▸ **Exercise aim**: Copy all records verbatim.
╭─ Data to use
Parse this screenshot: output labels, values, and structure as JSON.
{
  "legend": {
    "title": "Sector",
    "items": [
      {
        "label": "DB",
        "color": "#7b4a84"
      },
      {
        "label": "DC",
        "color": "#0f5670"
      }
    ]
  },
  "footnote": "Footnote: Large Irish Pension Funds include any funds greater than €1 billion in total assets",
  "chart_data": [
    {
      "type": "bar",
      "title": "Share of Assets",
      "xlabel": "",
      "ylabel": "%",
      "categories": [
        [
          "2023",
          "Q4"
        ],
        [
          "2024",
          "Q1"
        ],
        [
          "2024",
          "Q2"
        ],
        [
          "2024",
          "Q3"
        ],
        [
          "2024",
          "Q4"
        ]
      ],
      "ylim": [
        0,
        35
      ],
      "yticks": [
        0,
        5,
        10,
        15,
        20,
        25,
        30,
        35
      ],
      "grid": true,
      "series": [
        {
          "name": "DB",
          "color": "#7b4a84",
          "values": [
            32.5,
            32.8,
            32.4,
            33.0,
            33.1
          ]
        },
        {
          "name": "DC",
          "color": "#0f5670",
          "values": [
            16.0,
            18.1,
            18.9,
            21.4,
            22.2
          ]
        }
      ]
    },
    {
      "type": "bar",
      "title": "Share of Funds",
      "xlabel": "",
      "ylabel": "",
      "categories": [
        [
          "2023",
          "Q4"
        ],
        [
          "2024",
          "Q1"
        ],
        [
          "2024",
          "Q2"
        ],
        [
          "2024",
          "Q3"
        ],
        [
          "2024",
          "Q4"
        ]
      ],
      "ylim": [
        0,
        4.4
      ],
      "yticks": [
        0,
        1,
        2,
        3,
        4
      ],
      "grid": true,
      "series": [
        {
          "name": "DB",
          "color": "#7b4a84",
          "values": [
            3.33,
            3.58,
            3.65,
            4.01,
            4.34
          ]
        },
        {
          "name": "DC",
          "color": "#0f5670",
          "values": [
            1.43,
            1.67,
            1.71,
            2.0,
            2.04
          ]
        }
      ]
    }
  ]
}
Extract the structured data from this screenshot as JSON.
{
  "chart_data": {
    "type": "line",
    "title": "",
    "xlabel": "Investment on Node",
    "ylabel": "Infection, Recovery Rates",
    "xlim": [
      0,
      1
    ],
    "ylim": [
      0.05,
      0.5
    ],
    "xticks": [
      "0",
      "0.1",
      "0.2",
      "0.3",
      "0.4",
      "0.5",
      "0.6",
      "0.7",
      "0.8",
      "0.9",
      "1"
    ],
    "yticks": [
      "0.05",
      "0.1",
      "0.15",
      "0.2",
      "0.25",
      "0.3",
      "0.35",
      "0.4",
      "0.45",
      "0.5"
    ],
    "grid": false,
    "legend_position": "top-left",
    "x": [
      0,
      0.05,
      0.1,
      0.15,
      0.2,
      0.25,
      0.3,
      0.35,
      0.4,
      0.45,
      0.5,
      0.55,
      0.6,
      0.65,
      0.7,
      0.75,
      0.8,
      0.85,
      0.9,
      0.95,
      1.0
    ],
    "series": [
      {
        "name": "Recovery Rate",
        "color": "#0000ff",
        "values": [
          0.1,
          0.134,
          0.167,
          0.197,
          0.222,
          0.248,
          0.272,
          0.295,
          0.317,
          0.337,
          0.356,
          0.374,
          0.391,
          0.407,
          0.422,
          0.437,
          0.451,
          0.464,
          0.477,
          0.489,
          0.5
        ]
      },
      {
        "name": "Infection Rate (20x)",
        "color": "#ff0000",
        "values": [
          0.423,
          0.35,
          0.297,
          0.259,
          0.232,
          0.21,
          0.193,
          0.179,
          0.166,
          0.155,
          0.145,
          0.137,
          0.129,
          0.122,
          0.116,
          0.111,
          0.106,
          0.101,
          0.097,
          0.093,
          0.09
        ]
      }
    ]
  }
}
╰─
▸ **Result of this exercise**:
Parse this screenshot: output labels, values, and structure as JSON.
{
  "legend": {
    "title": "Sector",
    "items": [
      {
        "label": "DB",
        "color": "#7b4a84"
      },
      {
        "label": "DC",
        "color": "#0f5670"
      }
    ]
  },
  "footnote": "Footnote: Large Irish Pension Funds include any funds greater than €1 billion in total assets",
  "chart_data": [
    {
      "type": "bar",
      "title": "Share of Assets",
      "xlabel": "",
      "ylabel": "%",
      "categories": [
        [
          "2023",
          "Q4"
        ],
        [
          "2024",
          "Q1"
        ],
        [
          "2024",
          "Q2"
        ],
        [
          "2024",
          "Q3"
        ],
        [
          "2024",
          "Q4"
        ]
      ],
      "ylim": [
        0,
        35
      ],
      "yticks": [
        0,
        5,
        10,
        15,
        20,
        25,
        30,
        35
      ],
      "grid": true,
      "series": [
        {
          "name": "DB",
          "color": "#7b4a84",
          "values": [
            32.5,
            32.8,
            32.4,
            33.0,
            33.1
          ]
        },
        {
          "name": "DC",
          "color": "#0f5670",
          "values": [
            16.0,
            18.1,
            18.9,
            21.4,
            22.2
          ]
        }
      ]
    },
    {
      "type": "bar",
      "title": "Share of Funds",
      "xlabel": "",
      "ylabel": "",
      "categories": [
        [
          "2023",
          "Q4"
        ],
        [
          "2024",
          "Q1"
        ],
        [
          "2024",
          "Q2"
        ],
        [
          "2024",
          "Q3"
        ],
        [
          "2024",
          "Q4"
        ]
      ],
      "ylim": [
        0,
        4.4
      ],
      "yticks": [
        0,
        1,
        2,
        3,
        4
      ],
      "grid": true,
      "series": [
        {
          "name": "DB",
          "color": "#7b4a84",
          "values": [
            3.33,
            3.58,
            3.65,
            4.01,
            4.34
          ]
        },
        {
          "name": "DC",
          "color": "#0f5670",
          "values": [
            1.43,
            1.67,
            1.71,
            2.0,
            2.04
          ]
        }
      ]
    }
  ]
}
Extract the structured data from this screenshot as JSON.
{
  "chart_data": {
    "type": "line",
    "title": "",
    "xlabel": "Investment on Node",
    "ylabel": "Infection, Recovery Rates",
    "xlim": [
      0,
      1
    ],
    "ylim": [
      0.05,
      0.5
    ],
    "xticks": [
      "0",
      "0.1",
      "0.2",
      "0.3",
      "0.4",
      "0.5",
      "0.6",
      "0.7",
      "0.8",
      "0.9",
      "1"
    ],
    "yticks": [
      "0.05",
      "0.1",
      "0.15",
      "0.2",
      "0.25",
      "0.3",
      "0.35",
      "0.4",
      "0.45",
      "0.5"
    ],
    "grid": false,
    "legend_position": "top-left",
    "x": [
      0,
      0.05,
      0.1,
      0.15,
      0.2,
      0.25,
      0.3,
      0.35,
      0.4,
      0.45,
      0.5,
      0.55,
      0.6,
      0.65,
      0.7,
      0.75,
      0.8,
      0.85,
      0.9,
      0.95,
      1.0
    ],
    "series": [
      {
        "name": "Recovery Rate",
        "color": "#0000ff",
        "values": [
          0.1,
          0.134,
          0.167,
          0.197,
          0.222,
          0.248,
          0.272,
          0.295,
          0.317,
          0.337,
          0.356,
          0.374,
          0.391,
          0.407,
          0.422,
          0.437,
          0.451,
          0.464,
          0.477,
          0.489,
          0.5
        ]
      },
      {
        "name": "Infection Rate (20x)",
        "color": "#ff0000",
        "values": [
          0.423,
          0.35,
          0.297,
          0.259,
          0.232,
          0.21,
          0.193,
          0.179,
          0.166,
          0.155,
          0.145,
          0.137,
          0.129,
          0.122,
          0.116,
          0.111,
          0.106,
          0.101,
          0.097,
          0.093,
          0.09
        ]
      }
    ]
  }
}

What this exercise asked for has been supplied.